## What you need to do
Make a verbatim copy of the entries below; pictures stay out.

(Extracted records)
— START —

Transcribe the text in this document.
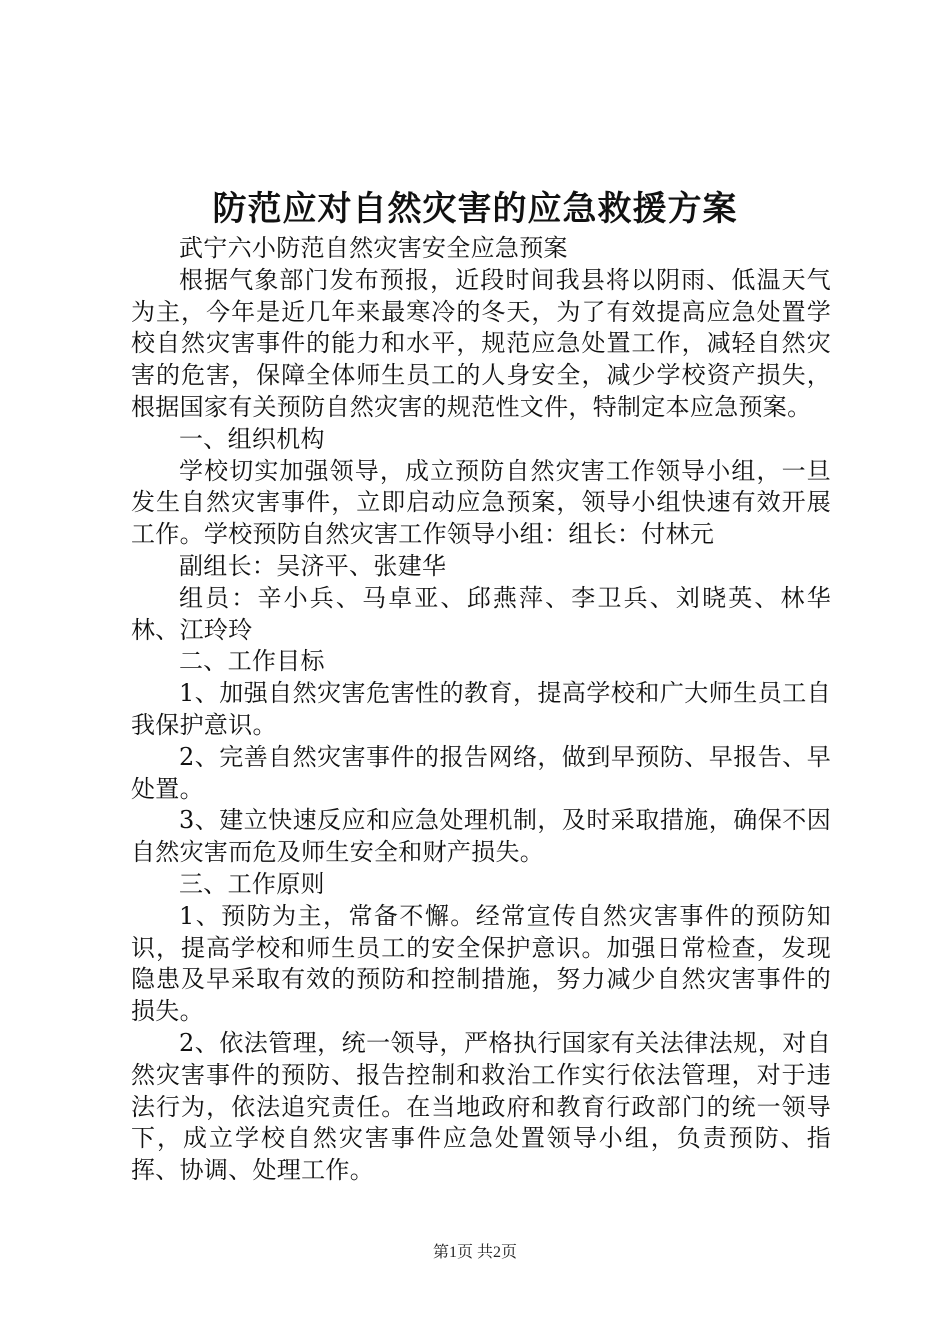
防范应对自然灾害的应急救援方案

武宁六小防范自然灾害安全应急预案

根据气象部门发布预报，近段时间我县将以阴雨、低温天气为主，今年是近几年来最寒冷的冬天，为了有效提高应急处置学校自然灾害事件的能力和水平，规范应急处置工作，减轻自然灾害的危害，保障全体师生员工的人身安全，减少学校资产损失，根据国家有关预防自然灾害的规范性文件，特制定本应急预案。

一、组织机构

学校切实加强领导，成立预防自然灾害工作领导小组，一旦发生自然灾害事件，立即启动应急预案，领导小组快速有效开展工作。学校预防自然灾害工作领导小组：组长：付林元

副组长：吴济平、张建华

组员：辛小兵、马卓亚、邱燕萍、李卫兵、刘晓英、林华林、江玲玲

二、工作目标

1、加强自然灾害危害性的教育，提高学校和广大师生员工自我保护意识。

2、完善自然灾害事件的报告网络，做到早预防、早报告、早处置。

3、建立快速反应和应急处理机制，及时采取措施，确保不因自然灾害而危及师生安全和财产损失。

三、工作原则

1、预防为主，常备不懈。经常宣传自然灾害事件的预防知识，提高学校和师生员工的安全保护意识。加强日常检查，发现隐患及早采取有效的预防和控制措施，努力减少自然灾害事件的损失。

2、依法管理，统一领导，严格执行国家有关法律法规，对自然灾害事件的预防、报告控制和救治工作实行依法管理，对于违法行为，依法追究责任。在当地政府和教育行政部门的统一领导下，成立学校自然灾害事件应急处置领导小组，负责预防、指挥、协调、处理工作。

第1页 共2页
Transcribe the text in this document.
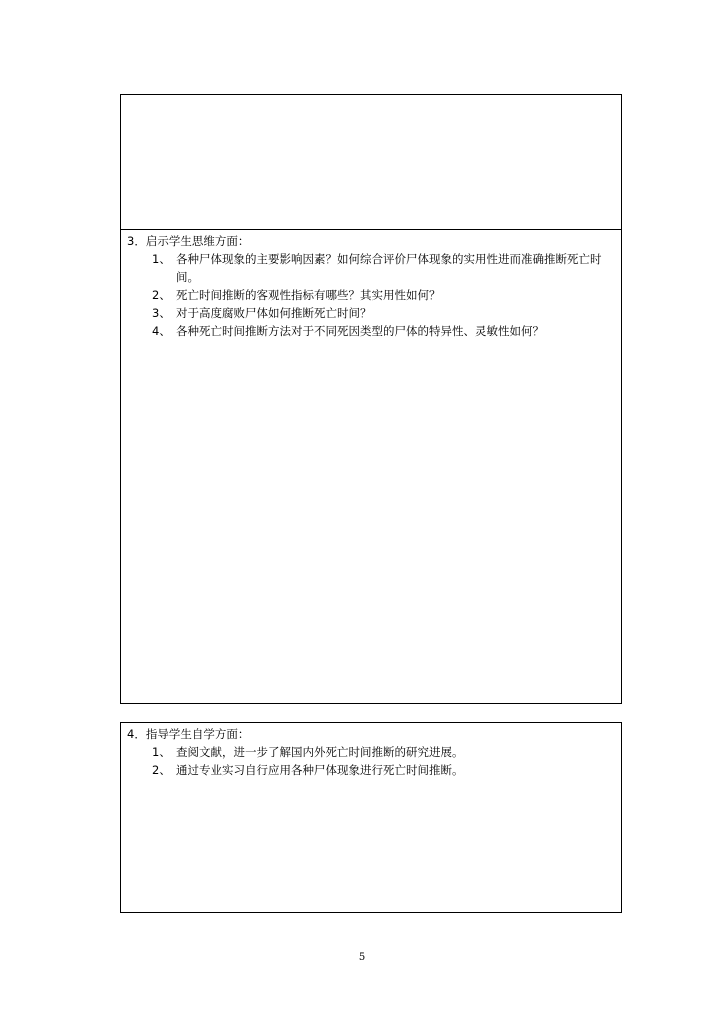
3．启示学生思维方面：
1、 各种尸体现象的主要影响因素？如何综合评价尸体现象的实用性进而准确推断死亡时间。
2、 死亡时间推断的客观性指标有哪些？其实用性如何？
3、 对于高度腐败尸体如何推断死亡时间？
4、 各种死亡时间推断方法对于不同死因类型的尸体的特异性、灵敏性如何？
4．指导学生自学方面：
1、 查阅文献，进一步了解国内外死亡时间推断的研究进展。
2、 通过专业实习自行应用各种尸体现象进行死亡时间推断。
5
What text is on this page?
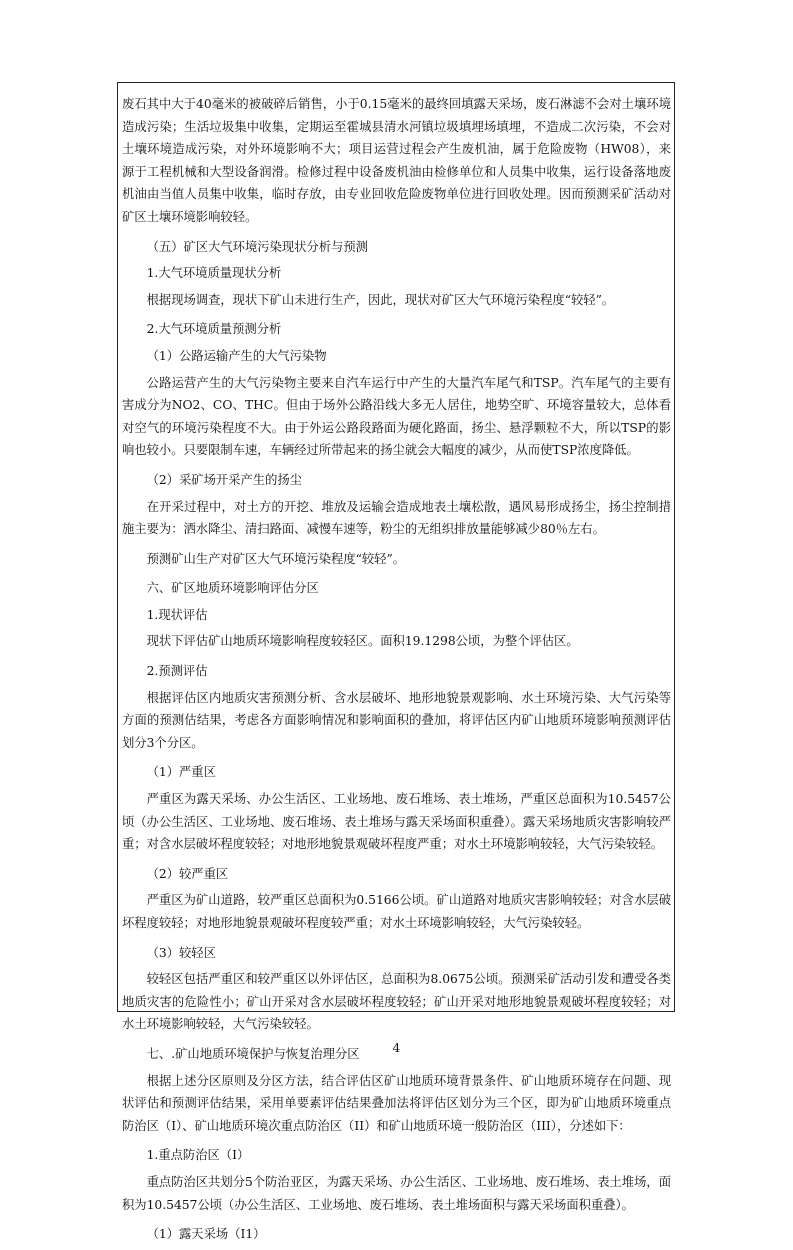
废石其中大于40毫米的被破碎后销售，小于0.15毫米的最终回填露天采场，废石淋滤不会对土壤环境造成污染；生活垃圾集中收集，定期运至霍城县清水河镇垃圾填埋场填埋，不造成二次污染，不会对土壤环境造成污染，对外环境影响不大；项目运营过程会产生废机油，属于危险废物（HW08），来源于工程机械和大型设备润滑。检修过程中设备废机油由检修单位和人员集中收集，运行设备落地废机油由当值人员集中收集，临时存放，由专业回收危险废物单位进行回收处理。因而预测采矿活动对矿区土壤环境影响较轻。

（五）矿区大气环境污染现状分析与预测

1.大气环境质量现状分析

根据现场调查，现状下矿山未进行生产，因此，现状对矿区大气环境污染程度“较轻”。

2.大气环境质量预测分析

（1）公路运输产生的大气污染物

公路运营产生的大气污染物主要来自汽车运行中产生的大量汽车尾气和TSP。汽车尾气的主要有害成分为NO2、CO、THC。但由于场外公路沿线大多无人居住，地势空旷、环境容量较大，总体看对空气的环境污染程度不大。由于外运公路段路面为硬化路面，扬尘、悬浮颗粒不大，所以TSP的影响也较小。只要限制车速，车辆经过所带起来的扬尘就会大幅度的减少，从而使TSP浓度降低。

（2）采矿场开采产生的扬尘

在开采过程中，对土方的开挖、堆放及运输会造成地表土壤松散，遇风易形成扬尘，扬尘控制措施主要为：洒水降尘、清扫路面、减慢车速等，粉尘的无组织排放量能够减少80％左右。

预测矿山生产对矿区大气环境污染程度“较轻”。

六、矿区地质环境影响评估分区

1.现状评估

现状下评估矿山地质环境影响程度较轻区。面积19.1298公顷，为整个评估区。

2.预测评估

根据评估区内地质灾害预测分析、含水层破坏、地形地貌景观影响、水土环境污染、大气污染等方面的预测估结果，考虑各方面影响情况和影响面积的叠加，将评估区内矿山地质环境影响预测评估划分3个分区。

（1）严重区

严重区为露天采场、办公生活区、工业场地、废石堆场、表土堆场，严重区总面积为10.5457公顷（办公生活区、工业场地、废石堆场、表土堆场与露天采场面积重叠）。露天采场地质灾害影响较严重；对含水层破坏程度较轻；对地形地貌景观破坏程度严重；对水土环境影响较轻，大气污染较轻。

（2）较严重区

严重区为矿山道路，较严重区总面积为0.5166公顷。矿山道路对地质灾害影响较轻；对含水层破坏程度较轻；对地形地貌景观破坏程度较严重；对水土环境影响较轻，大气污染较轻。

（3）较轻区

较轻区包括严重区和较严重区以外评估区，总面积为8.0675公顷。预测采矿活动引发和遭受各类地质灾害的危险性小；矿山开采对含水层破坏程度较轻；矿山开采对地形地貌景观破坏程度较轻；对水土环境影响较轻，大气污染较轻。

七、.矿山地质环境保护与恢复治理分区

根据上述分区原则及分区方法，结合评估区矿山地质环境背景条件、矿山地质环境存在问题、现状评估和预测评估结果，采用单要素评估结果叠加法将评估区划分为三个区，即为矿山地质环境重点防治区（I）、矿山地质环境次重点防治区（II）和矿山地质环境一般防治区（III），分述如下：

1.重点防治区（I）

重点防治区共划分5个防治亚区，为露天采场、办公生活区、工业场地、废石堆场、表土堆场，面积为10.5457公顷（办公生活区、工业场地、废石堆场、表土堆场面积与露天采场面积重叠）。

（1）露天采场（I1）

4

— END —

## Answer below
Transcribe the text in this document.
防范应对自然灾害的应急救援方案

武宁六小防范自然灾害安全应急预案

根据气象部门发布预报，近段时间我县将以阴雨、低温天气为主，今年是近几年来最寒冷的冬天，为了有效提高应急处置学校自然灾害事件的能力和水平，规范应急处置工作，减轻自然灾害的危害，保障全体师生员工的人身安全，减少学校资产损失，根据国家有关预防自然灾害的规范性文件，特制定本应急预案。

一、组织机构

学校切实加强领导，成立预防自然灾害工作领导小组，一旦发生自然灾害事件，立即启动应急预案，领导小组快速有效开展工作。学校预防自然灾害工作领导小组：组长：付林元

副组长：吴济平、张建华

组员：辛小兵、马卓亚、邱燕萍、李卫兵、刘晓英、林华林、江玲玲

二、工作目标

1、加强自然灾害危害性的教育，提高学校和广大师生员工自我保护意识。

2、完善自然灾害事件的报告网络，做到早预防、早报告、早处置。

3、建立快速反应和应急处理机制，及时采取措施，确保不因自然灾害而危及师生安全和财产损失。

三、工作原则

1、预防为主，常备不懈。经常宣传自然灾害事件的预防知识，提高学校和师生员工的安全保护意识。加强日常检查，发现隐患及早采取有效的预防和控制措施，努力减少自然灾害事件的损失。

2、依法管理，统一领导，严格执行国家有关法律法规，对自然灾害事件的预防、报告控制和救治工作实行依法管理，对于违法行为，依法追究责任。在当地政府和教育行政部门的统一领导下，成立学校自然灾害事件应急处置领导小组，负责预防、指挥、协调、处理工作。

第1页 共2页
Transcribe the text in this document.
3．启示学生思维方面：
1、 各种尸体现象的主要影响因素？如何综合评价尸体现象的实用性进而准确推断死亡时间。
2、 死亡时间推断的客观性指标有哪些？其实用性如何？
3、 对于高度腐败尸体如何推断死亡时间？
4、 各种死亡时间推断方法对于不同死因类型的尸体的特异性、灵敏性如何？
4．指导学生自学方面：
1、 查阅文献，进一步了解国内外死亡时间推断的研究进展。
2、 通过专业实习自行应用各种尸体现象进行死亡时间推断。
5
What text is on this page?
废石其中大于40毫米的被破碎后销售，小于0.15毫米的最终回填露天采场，废石淋滤不会对土壤环境造成污染；生活垃圾集中收集，定期运至霍城县清水河镇垃圾填埋场填埋，不造成二次污染，不会对土壤环境造成污染，对外环境影响不大；项目运营过程会产生废机油，属于危险废物（HW08），来源于工程机械和大型设备润滑。检修过程中设备废机油由检修单位和人员集中收集，运行设备落地废机油由当值人员集中收集，临时存放，由专业回收危险废物单位进行回收处理。因而预测采矿活动对矿区土壤环境影响较轻。

（五）矿区大气环境污染现状分析与预测

1.大气环境质量现状分析

根据现场调查，现状下矿山未进行生产，因此，现状对矿区大气环境污染程度“较轻”。

2.大气环境质量预测分析

（1）公路运输产生的大气污染物

公路运营产生的大气污染物主要来自汽车运行中产生的大量汽车尾气和TSP。汽车尾气的主要有害成分为NO2、CO、THC。但由于场外公路沿线大多无人居住，地势空旷、环境容量较大，总体看对空气的环境污染程度不大。由于外运公路段路面为硬化路面，扬尘、悬浮颗粒不大，所以TSP的影响也较小。只要限制车速，车辆经过所带起来的扬尘就会大幅度的减少，从而使TSP浓度降低。

（2）采矿场开采产生的扬尘

在开采过程中，对土方的开挖、堆放及运输会造成地表土壤松散，遇风易形成扬尘，扬尘控制措施主要为：洒水降尘、清扫路面、减慢车速等，粉尘的无组织排放量能够减少80％左右。

预测矿山生产对矿区大气环境污染程度“较轻”。

六、矿区地质环境影响评估分区

1.现状评估

现状下评估矿山地质环境影响程度较轻区。面积19.1298公顷，为整个评估区。

2.预测评估

根据评估区内地质灾害预测分析、含水层破坏、地形地貌景观影响、水土环境污染、大气污染等方面的预测估结果，考虑各方面影响情况和影响面积的叠加，将评估区内矿山地质环境影响预测评估划分3个分区。

（1）严重区

严重区为露天采场、办公生活区、工业场地、废石堆场、表土堆场，严重区总面积为10.5457公顷（办公生活区、工业场地、废石堆场、表土堆场与露天采场面积重叠）。露天采场地质灾害影响较严重；对含水层破坏程度较轻；对地形地貌景观破坏程度严重；对水土环境影响较轻，大气污染较轻。

（2）较严重区

严重区为矿山道路，较严重区总面积为0.5166公顷。矿山道路对地质灾害影响较轻；对含水层破坏程度较轻；对地形地貌景观破坏程度较严重；对水土环境影响较轻，大气污染较轻。

（3）较轻区

较轻区包括严重区和较严重区以外评估区，总面积为8.0675公顷。预测采矿活动引发和遭受各类地质灾害的危险性小；矿山开采对含水层破坏程度较轻；矿山开采对地形地貌景观破坏程度较轻；对水土环境影响较轻，大气污染较轻。

七、.矿山地质环境保护与恢复治理分区

根据上述分区原则及分区方法，结合评估区矿山地质环境背景条件、矿山地质环境存在问题、现状评估和预测评估结果，采用单要素评估结果叠加法将评估区划分为三个区，即为矿山地质环境重点防治区（I）、矿山地质环境次重点防治区（II）和矿山地质环境一般防治区（III），分述如下：

1.重点防治区（I）

重点防治区共划分5个防治亚区，为露天采场、办公生活区、工业场地、废石堆场、表土堆场，面积为10.5457公顷（办公生活区、工业场地、废石堆场、表土堆场面积与露天采场面积重叠）。

（1）露天采场（I1）

4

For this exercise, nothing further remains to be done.